→ **EXERCISE DESCRIPTION**
Pull out every line with the word "that".

------------------------------

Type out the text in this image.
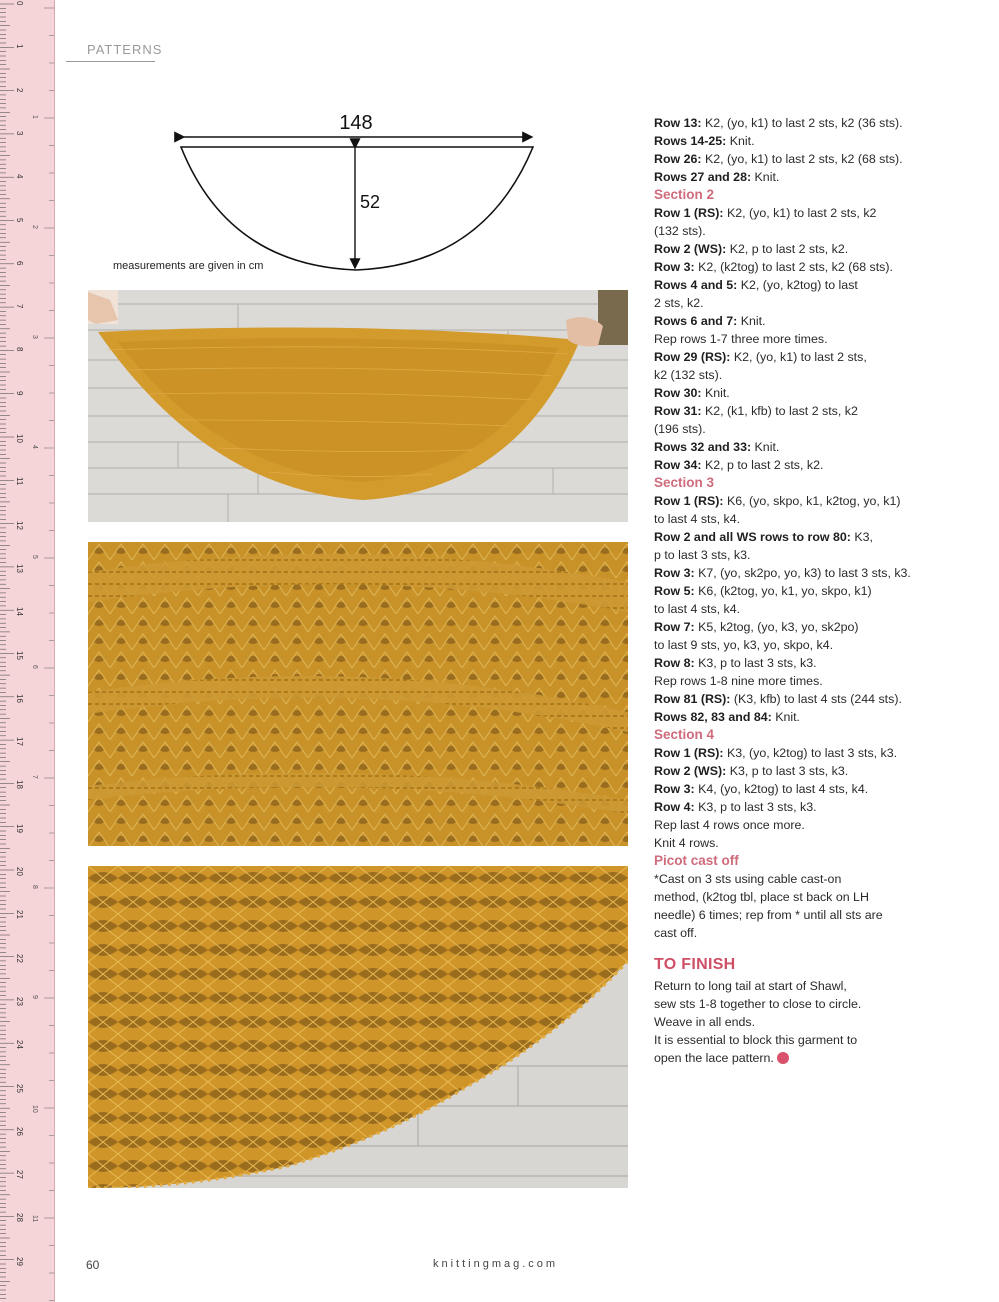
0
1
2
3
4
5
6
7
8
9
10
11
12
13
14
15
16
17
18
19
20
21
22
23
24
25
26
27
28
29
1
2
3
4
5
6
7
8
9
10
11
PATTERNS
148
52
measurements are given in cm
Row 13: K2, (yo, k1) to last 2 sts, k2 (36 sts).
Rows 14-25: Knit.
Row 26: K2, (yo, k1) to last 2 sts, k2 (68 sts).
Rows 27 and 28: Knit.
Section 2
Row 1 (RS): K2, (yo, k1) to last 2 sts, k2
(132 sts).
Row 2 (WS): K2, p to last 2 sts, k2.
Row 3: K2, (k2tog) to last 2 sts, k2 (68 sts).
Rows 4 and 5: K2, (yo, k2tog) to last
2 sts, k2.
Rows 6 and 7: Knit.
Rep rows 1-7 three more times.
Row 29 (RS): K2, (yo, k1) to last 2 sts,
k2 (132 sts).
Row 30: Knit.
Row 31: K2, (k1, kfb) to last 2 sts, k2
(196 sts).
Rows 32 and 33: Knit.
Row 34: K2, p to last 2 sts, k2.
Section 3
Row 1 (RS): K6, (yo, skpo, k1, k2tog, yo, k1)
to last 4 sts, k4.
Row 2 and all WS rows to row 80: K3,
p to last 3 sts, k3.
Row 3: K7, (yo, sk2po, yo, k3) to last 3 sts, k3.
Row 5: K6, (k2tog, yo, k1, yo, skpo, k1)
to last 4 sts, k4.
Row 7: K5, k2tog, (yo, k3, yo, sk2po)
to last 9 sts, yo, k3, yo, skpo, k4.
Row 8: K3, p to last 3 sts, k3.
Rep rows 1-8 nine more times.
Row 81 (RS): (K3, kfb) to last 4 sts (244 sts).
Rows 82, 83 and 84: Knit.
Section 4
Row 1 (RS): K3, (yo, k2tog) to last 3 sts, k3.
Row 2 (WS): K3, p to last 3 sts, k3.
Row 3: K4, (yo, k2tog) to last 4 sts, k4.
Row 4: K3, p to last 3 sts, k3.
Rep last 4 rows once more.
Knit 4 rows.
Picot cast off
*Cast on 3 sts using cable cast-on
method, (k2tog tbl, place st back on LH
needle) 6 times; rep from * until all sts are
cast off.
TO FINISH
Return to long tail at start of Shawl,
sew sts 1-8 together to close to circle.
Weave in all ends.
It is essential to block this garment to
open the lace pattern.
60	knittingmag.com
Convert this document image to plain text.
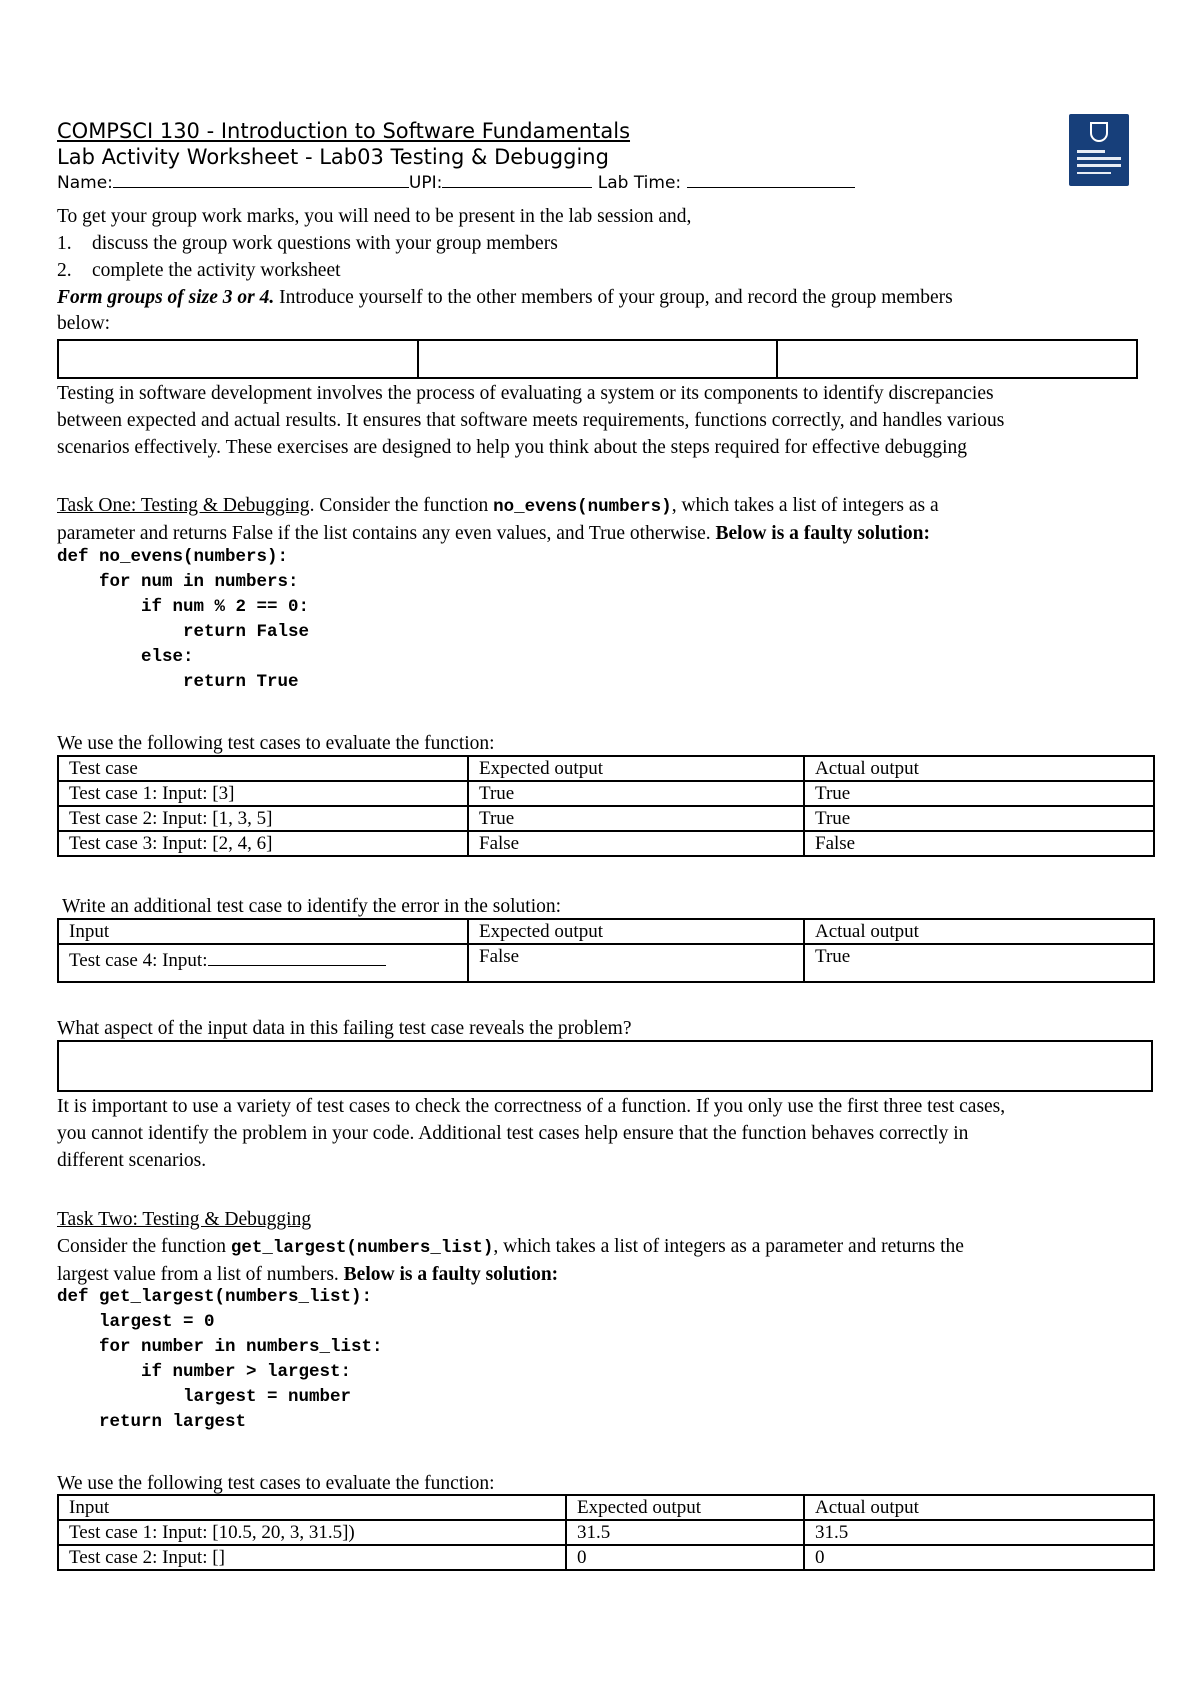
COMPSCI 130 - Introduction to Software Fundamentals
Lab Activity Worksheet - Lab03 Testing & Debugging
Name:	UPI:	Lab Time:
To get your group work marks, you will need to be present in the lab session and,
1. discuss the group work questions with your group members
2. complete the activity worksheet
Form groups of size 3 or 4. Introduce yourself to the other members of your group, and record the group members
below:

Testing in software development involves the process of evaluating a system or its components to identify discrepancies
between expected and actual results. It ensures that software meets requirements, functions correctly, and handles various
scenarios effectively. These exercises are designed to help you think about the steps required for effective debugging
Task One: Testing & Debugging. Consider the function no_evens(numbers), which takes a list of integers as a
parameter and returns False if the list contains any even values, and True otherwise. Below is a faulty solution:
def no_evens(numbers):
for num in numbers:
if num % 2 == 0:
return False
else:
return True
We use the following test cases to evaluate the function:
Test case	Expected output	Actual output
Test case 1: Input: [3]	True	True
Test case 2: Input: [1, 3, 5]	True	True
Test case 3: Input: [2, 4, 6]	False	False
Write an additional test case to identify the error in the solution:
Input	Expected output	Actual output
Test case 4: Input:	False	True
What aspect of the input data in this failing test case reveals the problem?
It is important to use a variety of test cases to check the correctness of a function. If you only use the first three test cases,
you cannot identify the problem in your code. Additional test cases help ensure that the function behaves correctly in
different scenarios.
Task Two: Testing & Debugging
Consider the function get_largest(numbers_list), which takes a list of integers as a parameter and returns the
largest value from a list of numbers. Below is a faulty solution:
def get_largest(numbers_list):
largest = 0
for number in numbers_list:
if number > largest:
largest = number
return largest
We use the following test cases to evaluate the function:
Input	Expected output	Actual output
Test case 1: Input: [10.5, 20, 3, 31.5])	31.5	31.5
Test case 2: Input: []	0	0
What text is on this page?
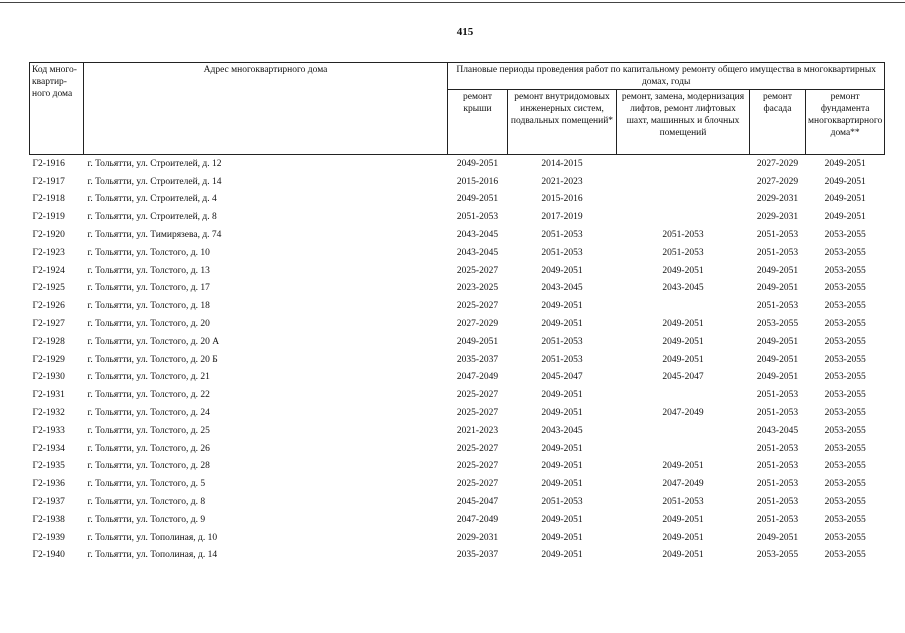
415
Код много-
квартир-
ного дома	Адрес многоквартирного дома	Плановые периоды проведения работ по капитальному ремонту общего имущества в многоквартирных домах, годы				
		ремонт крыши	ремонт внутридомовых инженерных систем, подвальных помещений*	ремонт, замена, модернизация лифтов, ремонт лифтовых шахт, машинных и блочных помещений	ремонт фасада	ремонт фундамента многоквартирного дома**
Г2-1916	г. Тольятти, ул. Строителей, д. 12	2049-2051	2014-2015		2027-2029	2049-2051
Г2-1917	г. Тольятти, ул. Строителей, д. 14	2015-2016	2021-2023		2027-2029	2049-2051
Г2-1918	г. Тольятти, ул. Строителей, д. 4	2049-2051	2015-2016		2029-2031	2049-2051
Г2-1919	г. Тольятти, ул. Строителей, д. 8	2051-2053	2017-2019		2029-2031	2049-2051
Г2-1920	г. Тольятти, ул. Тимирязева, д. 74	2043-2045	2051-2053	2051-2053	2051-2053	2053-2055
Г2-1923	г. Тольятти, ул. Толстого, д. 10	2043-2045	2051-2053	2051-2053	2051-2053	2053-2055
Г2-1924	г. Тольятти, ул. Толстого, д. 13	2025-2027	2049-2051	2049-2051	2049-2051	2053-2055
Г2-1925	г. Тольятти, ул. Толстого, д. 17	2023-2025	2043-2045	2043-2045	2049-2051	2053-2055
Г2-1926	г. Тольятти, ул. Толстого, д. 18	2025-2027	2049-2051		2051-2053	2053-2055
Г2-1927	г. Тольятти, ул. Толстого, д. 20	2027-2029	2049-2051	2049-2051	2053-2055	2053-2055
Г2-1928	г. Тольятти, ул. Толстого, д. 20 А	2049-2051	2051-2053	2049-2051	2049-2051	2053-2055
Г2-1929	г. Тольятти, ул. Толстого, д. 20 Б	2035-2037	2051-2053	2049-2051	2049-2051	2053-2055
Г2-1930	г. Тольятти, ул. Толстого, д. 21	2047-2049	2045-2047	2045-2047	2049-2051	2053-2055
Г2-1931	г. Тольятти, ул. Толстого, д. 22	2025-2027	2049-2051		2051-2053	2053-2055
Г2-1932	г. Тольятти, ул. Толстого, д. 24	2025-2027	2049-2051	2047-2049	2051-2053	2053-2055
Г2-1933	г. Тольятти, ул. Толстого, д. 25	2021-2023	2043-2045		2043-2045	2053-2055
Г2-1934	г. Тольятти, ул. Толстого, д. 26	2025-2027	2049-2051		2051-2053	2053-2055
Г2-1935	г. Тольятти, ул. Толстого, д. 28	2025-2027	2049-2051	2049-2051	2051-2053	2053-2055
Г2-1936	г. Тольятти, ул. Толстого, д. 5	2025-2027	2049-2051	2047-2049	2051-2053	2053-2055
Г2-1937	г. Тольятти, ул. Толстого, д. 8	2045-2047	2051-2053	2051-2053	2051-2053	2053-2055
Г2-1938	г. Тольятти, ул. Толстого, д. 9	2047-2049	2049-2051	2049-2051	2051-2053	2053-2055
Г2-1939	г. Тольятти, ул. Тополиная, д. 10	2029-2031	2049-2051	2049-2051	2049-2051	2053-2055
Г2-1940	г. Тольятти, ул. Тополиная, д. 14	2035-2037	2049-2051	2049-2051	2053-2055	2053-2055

------------------------------

→ **OUTPUT FOR THIS EXERCISE**
between expected and actual results. It ensures that software meets requirements, functions correctly, and handles various
you cannot identify the problem in your code. Additional test cases help ensure that the function behaves correctly in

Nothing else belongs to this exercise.